» Brief: Look through the data below. Pick out the lines holding the string "Default".

Dataset excerpt
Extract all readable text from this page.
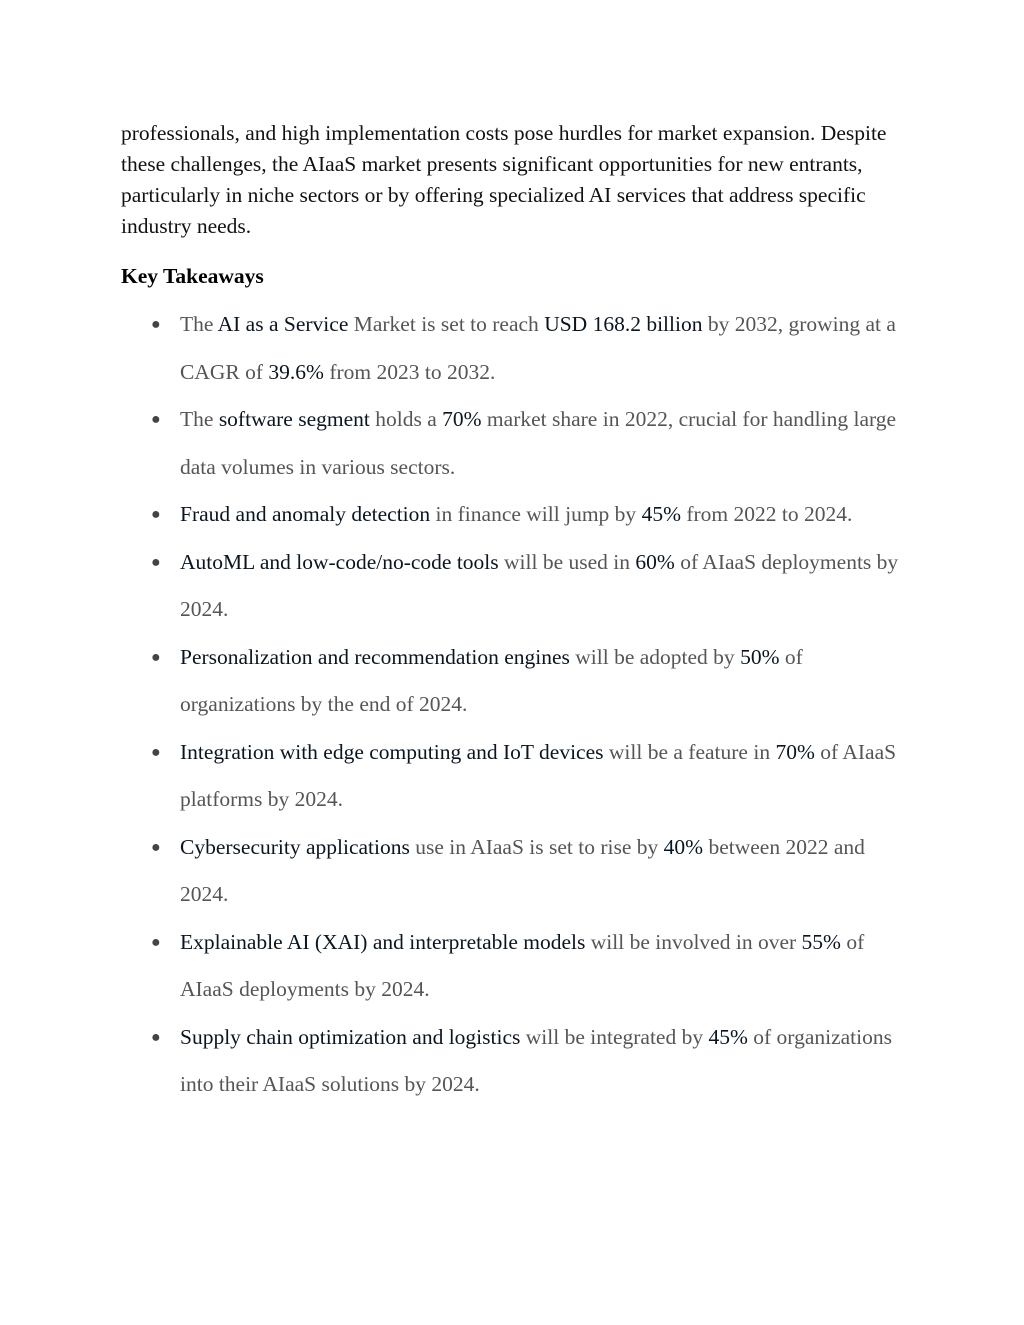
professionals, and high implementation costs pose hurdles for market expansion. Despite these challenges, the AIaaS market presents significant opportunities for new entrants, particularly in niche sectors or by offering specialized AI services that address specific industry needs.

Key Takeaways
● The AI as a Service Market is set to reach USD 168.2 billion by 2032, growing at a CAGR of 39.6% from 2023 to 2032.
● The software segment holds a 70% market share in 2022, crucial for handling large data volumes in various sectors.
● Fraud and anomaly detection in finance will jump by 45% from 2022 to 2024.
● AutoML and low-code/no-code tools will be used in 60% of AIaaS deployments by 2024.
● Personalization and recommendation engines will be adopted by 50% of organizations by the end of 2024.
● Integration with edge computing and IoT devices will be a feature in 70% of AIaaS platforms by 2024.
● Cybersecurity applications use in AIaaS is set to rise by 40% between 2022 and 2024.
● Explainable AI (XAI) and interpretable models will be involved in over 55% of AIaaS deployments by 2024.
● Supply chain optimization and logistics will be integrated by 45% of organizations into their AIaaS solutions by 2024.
--
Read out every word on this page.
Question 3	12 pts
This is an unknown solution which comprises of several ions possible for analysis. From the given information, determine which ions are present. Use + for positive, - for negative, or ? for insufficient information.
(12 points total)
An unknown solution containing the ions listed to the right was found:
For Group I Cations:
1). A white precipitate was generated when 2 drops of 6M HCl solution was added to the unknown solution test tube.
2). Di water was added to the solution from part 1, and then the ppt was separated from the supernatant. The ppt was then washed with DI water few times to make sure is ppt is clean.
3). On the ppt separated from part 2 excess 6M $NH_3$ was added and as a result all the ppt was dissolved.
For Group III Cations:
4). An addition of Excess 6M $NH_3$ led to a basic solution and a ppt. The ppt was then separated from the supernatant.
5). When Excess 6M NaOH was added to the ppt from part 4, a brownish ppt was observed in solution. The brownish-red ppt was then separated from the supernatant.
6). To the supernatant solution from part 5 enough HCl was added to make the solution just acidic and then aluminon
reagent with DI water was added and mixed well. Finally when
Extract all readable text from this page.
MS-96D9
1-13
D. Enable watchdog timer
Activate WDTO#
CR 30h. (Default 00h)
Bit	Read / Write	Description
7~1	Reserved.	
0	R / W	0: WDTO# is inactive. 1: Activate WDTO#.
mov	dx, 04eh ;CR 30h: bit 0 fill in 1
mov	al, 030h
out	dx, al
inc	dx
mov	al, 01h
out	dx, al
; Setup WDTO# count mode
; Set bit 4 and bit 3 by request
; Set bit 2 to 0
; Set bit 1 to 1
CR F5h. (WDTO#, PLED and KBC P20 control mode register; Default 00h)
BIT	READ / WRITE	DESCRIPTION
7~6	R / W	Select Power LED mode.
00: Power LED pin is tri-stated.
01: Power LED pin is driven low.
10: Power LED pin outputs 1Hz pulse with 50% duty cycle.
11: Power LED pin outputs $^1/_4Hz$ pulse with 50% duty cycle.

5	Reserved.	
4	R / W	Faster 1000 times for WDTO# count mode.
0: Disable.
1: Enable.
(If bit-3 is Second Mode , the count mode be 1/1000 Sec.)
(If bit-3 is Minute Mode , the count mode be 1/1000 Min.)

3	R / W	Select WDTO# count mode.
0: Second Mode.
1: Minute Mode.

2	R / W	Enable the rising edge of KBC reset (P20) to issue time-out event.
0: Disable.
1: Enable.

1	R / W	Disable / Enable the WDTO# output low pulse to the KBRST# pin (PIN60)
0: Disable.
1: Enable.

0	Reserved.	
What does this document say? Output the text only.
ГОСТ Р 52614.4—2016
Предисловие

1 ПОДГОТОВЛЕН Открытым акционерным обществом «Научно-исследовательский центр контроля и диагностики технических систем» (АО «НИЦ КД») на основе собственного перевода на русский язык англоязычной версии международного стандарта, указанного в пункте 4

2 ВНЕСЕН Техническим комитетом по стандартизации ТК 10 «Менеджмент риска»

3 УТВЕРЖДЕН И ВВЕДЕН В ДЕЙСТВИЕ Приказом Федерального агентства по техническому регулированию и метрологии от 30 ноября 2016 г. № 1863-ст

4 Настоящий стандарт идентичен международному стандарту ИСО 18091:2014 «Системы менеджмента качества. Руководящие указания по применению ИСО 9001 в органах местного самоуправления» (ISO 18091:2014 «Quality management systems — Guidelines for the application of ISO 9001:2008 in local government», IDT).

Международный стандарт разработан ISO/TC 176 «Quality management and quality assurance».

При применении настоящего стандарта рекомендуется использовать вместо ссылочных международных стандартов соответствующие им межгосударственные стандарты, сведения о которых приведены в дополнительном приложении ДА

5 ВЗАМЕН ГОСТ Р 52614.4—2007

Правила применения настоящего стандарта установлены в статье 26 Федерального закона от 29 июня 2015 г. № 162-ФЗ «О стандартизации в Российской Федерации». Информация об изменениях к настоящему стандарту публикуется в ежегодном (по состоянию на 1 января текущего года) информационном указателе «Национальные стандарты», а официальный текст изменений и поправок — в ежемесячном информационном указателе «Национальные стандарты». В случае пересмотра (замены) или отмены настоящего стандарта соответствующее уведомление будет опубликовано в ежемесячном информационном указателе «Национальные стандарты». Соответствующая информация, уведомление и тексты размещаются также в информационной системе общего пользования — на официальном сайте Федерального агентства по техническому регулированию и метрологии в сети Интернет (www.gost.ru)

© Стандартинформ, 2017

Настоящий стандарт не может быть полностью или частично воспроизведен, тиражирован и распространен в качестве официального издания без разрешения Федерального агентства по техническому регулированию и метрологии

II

» Problem solution:
CR 30h. (Default 00h)
CR F5h. (WDTO#, PLED and KBC P20 control mode register; Default 00h)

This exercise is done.